═════ DATA EXCERPTS

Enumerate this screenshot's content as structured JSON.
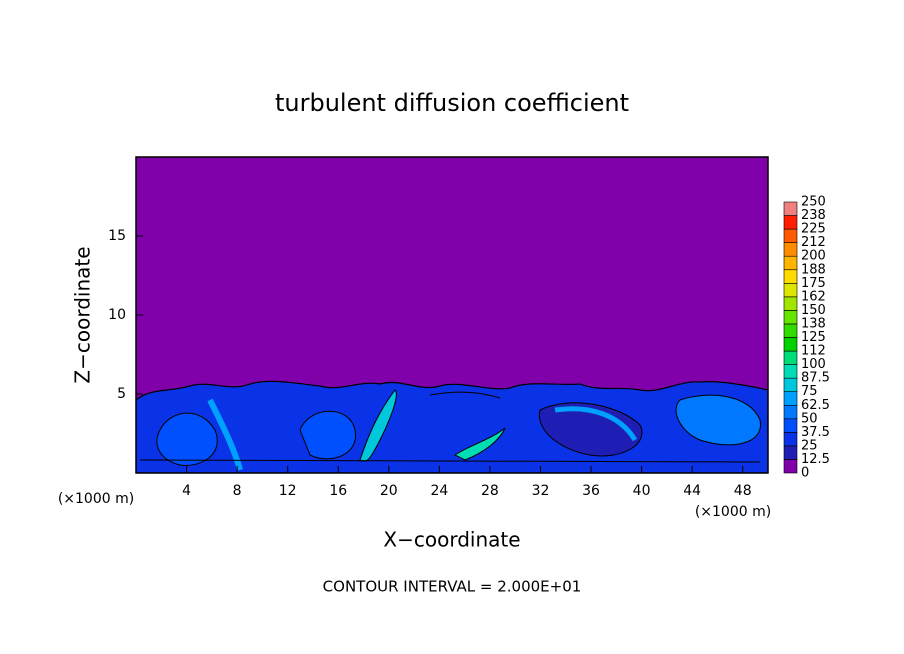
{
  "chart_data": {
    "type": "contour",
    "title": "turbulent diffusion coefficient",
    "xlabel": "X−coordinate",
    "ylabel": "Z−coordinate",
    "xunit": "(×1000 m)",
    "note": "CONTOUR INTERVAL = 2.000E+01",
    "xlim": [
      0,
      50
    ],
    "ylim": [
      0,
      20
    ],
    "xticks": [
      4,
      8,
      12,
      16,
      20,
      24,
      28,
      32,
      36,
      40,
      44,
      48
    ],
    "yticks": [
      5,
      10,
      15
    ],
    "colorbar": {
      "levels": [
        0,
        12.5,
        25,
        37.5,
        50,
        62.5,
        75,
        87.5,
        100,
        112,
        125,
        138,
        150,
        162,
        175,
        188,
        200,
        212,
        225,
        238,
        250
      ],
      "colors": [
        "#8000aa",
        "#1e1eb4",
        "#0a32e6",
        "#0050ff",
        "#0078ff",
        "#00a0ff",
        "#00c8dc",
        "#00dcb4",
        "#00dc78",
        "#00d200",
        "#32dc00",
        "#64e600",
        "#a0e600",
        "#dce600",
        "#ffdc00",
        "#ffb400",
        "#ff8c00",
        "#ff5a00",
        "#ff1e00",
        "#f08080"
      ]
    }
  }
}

══════════

### TASK GOAL
Return all of the entries exactly as written, but drop any pictures they hold.

### OUTPUT OF THE EXERCISE
Enumerate this screenshot's content as structured JSON.
{
  "chart_data": {
    "type": "contour",
    "title": "turbulent diffusion coefficient",
    "xlabel": "X−coordinate",
    "ylabel": "Z−coordinate",
    "xunit": "(×1000 m)",
    "note": "CONTOUR INTERVAL = 2.000E+01",
    "xlim": [
      0,
      50
    ],
    "ylim": [
      0,
      20
    ],
    "xticks": [
      4,
      8,
      12,
      16,
      20,
      24,
      28,
      32,
      36,
      40,
      44,
      48
    ],
    "yticks": [
      5,
      10,
      15
    ],
    "colorbar": {
      "levels": [
        0,
        12.5,
        25,
        37.5,
        50,
        62.5,
        75,
        87.5,
        100,
        112,
        125,
        138,
        150,
        162,
        175,
        188,
        200,
        212,
        225,
        238,
        250
      ],
      "colors": [
        "#8000aa",
        "#1e1eb4",
        "#0a32e6",
        "#0050ff",
        "#0078ff",
        "#00a0ff",
        "#00c8dc",
        "#00dcb4",
        "#00dc78",
        "#00d200",
        "#32dc00",
        "#64e600",
        "#a0e600",
        "#dce600",
        "#ffdc00",
        "#ffb400",
        "#ff8c00",
        "#ff5a00",
        "#ff1e00",
        "#f08080"
      ]
    }
  }
}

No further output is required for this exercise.